■ TASK REQUIREMENTS ■
Produce an exact copy of all the data below, dropping every image.

[Dataset records]

---*---

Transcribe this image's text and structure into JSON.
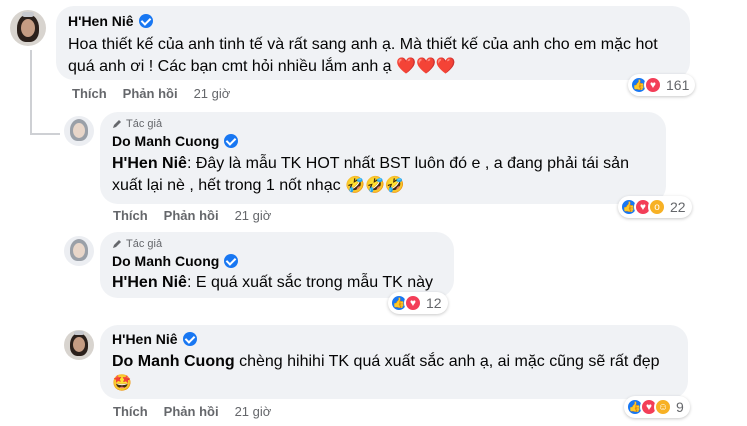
{
  "comments": [
    {
      "author": "H'Hen Niê",
      "text": "Hoa thiết kế của anh tinh tế và rất sang anh ạ. Mà thiết kế của anh cho em mặc hot quá anh ơi ! Các bạn cmt hỏi nhiều lắm anh ạ",
      "emoji": "❤️❤️❤️",
      "like_label": "Thích",
      "reply_label": "Phản hồi",
      "time": "21 giờ",
      "reaction_count": "161",
      "reactions": [
        "like-icon",
        "love-icon"
      ]
    },
    {
      "author_tag": "Tác giả",
      "author": "Do Manh Cuong",
      "mention": "H'Hen Niê",
      "text": ": Đây là mẫu TK HOT nhất BST luôn đó e , a đang phải tái sản xuất lại nè , hết trong 1 nốt nhạc",
      "emoji": "🤣🤣🤣",
      "like_label": "Thích",
      "reply_label": "Phản hồi",
      "time": "21 giờ",
      "reaction_count": "22",
      "reactions": [
        "like-icon",
        "love-icon",
        "wow-icon"
      ]
    },
    {
      "author_tag": "Tác giả",
      "author": "Do Manh Cuong",
      "mention": "H'Hen Niê",
      "text": ": E quá xuất sắc trong mẫu TK này",
      "like_label": "Thích",
      "reply_label": "Phản hồi",
      "time": "21 giờ",
      "reaction_count": "12",
      "reactions": [
        "like-icon",
        "love-icon"
      ]
    },
    {
      "author": "H'Hen Niê",
      "mention": "Do Manh Cuong",
      "text": "chèng hihihi TK quá xuất sắc anh ạ, ai mặc cũng sẽ rất đẹp",
      "emoji": "🤩",
      "like_label": "Thích",
      "reply_label": "Phản hồi",
      "time": "21 giờ",
      "reaction_count": "9",
      "reactions": [
        "like-icon",
        "love-icon",
        "care-icon"
      ]
    }
  ],
  "colors": {
    "bubble": "#f0f2f5",
    "verified": "#1877f2",
    "meta_text": "#65676b",
    "like": "#1877f2",
    "love": "#f33e58",
    "wow": "#f7b125"
  }
}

---*---

■ CORRECT OUTPUT ■
Transcribe this image's text and structure into JSON.
{
  "comments": [
    {
      "author": "H'Hen Niê",
      "text": "Hoa thiết kế của anh tinh tế và rất sang anh ạ. Mà thiết kế của anh cho em mặc hot quá anh ơi ! Các bạn cmt hỏi nhiều lắm anh ạ",
      "emoji": "❤️❤️❤️",
      "like_label": "Thích",
      "reply_label": "Phản hồi",
      "time": "21 giờ",
      "reaction_count": "161",
      "reactions": [
        "like-icon",
        "love-icon"
      ]
    },
    {
      "author_tag": "Tác giả",
      "author": "Do Manh Cuong",
      "mention": "H'Hen Niê",
      "text": ": Đây là mẫu TK HOT nhất BST luôn đó e , a đang phải tái sản xuất lại nè , hết trong 1 nốt nhạc",
      "emoji": "🤣🤣🤣",
      "like_label": "Thích",
      "reply_label": "Phản hồi",
      "time": "21 giờ",
      "reaction_count": "22",
      "reactions": [
        "like-icon",
        "love-icon",
        "wow-icon"
      ]
    },
    {
      "author_tag": "Tác giả",
      "author": "Do Manh Cuong",
      "mention": "H'Hen Niê",
      "text": ": E quá xuất sắc trong mẫu TK này",
      "like_label": "Thích",
      "reply_label": "Phản hồi",
      "time": "21 giờ",
      "reaction_count": "12",
      "reactions": [
        "like-icon",
        "love-icon"
      ]
    },
    {
      "author": "H'Hen Niê",
      "mention": "Do Manh Cuong",
      "text": "chèng hihihi TK quá xuất sắc anh ạ, ai mặc cũng sẽ rất đẹp",
      "emoji": "🤩",
      "like_label": "Thích",
      "reply_label": "Phản hồi",
      "time": "21 giờ",
      "reaction_count": "9",
      "reactions": [
        "like-icon",
        "love-icon",
        "care-icon"
      ]
    }
  ],
  "colors": {
    "bubble": "#f0f2f5",
    "verified": "#1877f2",
    "meta_text": "#65676b",
    "like": "#1877f2",
    "love": "#f33e58",
    "wow": "#f7b125"
  }
}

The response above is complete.